== Dataset rows ==
┄┄┄┄┄┄
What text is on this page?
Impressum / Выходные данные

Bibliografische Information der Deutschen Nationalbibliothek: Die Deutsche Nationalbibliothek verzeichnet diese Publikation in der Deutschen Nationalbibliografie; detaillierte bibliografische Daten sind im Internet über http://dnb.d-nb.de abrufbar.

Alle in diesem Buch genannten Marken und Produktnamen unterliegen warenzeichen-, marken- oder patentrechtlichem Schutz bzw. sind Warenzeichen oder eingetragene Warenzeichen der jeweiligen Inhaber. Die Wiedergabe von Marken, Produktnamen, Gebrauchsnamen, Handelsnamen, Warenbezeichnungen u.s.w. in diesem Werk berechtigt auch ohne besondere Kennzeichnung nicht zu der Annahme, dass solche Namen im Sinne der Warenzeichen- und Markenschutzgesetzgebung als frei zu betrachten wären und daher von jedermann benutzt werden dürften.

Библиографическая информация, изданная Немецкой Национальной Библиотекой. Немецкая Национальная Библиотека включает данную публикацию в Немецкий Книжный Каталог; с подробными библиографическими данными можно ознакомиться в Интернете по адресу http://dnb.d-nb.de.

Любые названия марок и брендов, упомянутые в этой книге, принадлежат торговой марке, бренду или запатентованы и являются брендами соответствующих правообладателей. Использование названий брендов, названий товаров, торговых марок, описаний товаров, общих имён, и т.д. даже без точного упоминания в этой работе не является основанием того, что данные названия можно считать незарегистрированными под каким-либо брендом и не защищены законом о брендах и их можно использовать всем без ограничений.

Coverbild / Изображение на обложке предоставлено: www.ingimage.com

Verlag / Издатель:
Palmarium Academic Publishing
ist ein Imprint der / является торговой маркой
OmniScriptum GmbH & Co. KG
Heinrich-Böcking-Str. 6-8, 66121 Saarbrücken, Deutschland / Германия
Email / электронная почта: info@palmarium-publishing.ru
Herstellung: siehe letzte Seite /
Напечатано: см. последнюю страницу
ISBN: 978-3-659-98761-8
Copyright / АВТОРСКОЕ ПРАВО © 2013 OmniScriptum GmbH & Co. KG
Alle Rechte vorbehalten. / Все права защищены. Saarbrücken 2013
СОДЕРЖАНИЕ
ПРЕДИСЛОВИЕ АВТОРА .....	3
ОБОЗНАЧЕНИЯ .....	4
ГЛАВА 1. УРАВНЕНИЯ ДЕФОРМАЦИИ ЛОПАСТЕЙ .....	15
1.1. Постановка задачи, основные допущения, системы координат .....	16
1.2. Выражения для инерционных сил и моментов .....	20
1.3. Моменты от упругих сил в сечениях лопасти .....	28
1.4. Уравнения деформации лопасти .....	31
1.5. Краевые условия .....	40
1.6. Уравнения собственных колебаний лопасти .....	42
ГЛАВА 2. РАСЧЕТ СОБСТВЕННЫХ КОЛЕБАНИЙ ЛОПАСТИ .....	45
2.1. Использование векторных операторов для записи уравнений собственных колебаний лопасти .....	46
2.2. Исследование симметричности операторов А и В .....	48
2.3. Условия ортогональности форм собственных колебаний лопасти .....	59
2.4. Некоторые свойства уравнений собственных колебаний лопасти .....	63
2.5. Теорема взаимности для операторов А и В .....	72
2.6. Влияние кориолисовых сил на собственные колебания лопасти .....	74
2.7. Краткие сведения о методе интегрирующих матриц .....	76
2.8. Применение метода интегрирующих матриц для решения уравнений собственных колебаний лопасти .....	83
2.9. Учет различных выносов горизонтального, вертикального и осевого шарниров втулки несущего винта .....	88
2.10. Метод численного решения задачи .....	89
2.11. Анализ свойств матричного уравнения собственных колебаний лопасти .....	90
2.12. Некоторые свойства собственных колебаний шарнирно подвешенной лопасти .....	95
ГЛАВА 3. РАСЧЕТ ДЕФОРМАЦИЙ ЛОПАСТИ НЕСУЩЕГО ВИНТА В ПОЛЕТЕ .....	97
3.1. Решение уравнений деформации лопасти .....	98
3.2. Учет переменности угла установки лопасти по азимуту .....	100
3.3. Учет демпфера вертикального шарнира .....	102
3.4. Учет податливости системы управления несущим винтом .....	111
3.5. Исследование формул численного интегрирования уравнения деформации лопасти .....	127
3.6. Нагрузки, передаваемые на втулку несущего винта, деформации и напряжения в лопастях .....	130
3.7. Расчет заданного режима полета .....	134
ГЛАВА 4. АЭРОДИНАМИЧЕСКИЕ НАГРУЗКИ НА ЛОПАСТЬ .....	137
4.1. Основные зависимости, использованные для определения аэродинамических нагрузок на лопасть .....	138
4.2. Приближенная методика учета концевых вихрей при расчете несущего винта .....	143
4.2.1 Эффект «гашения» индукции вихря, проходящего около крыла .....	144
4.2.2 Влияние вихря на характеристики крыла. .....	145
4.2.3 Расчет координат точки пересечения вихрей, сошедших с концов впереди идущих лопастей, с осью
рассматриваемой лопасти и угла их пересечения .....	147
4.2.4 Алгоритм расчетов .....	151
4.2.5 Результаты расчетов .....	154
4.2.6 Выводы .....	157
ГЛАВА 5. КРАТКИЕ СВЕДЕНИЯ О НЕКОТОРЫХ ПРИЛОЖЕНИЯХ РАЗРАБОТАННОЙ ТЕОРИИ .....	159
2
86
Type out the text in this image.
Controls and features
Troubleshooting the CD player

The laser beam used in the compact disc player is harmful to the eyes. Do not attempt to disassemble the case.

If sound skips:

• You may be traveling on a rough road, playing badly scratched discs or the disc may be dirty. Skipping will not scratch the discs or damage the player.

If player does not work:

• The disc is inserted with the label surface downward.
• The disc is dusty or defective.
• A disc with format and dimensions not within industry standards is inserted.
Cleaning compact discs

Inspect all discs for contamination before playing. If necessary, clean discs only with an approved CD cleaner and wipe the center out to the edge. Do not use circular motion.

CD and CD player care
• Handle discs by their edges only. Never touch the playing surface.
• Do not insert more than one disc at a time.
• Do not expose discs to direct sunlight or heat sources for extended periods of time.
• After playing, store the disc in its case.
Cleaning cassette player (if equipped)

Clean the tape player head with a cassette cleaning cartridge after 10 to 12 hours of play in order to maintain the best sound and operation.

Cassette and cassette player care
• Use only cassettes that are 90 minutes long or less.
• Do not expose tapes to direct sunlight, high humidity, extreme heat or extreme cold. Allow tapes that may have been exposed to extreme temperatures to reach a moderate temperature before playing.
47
┄┄┄┄┄┄
== EXERCISE REQUIREMENTS ==
From the entries, report each line that includes the word "OmniScriptum".

== EXERCISE SOLUTION ==
OmniScriptum GmbH & Co. KG
Copyright / АВТОРСКОЕ ПРАВО © 2013 OmniScriptum GmbH & Co. KG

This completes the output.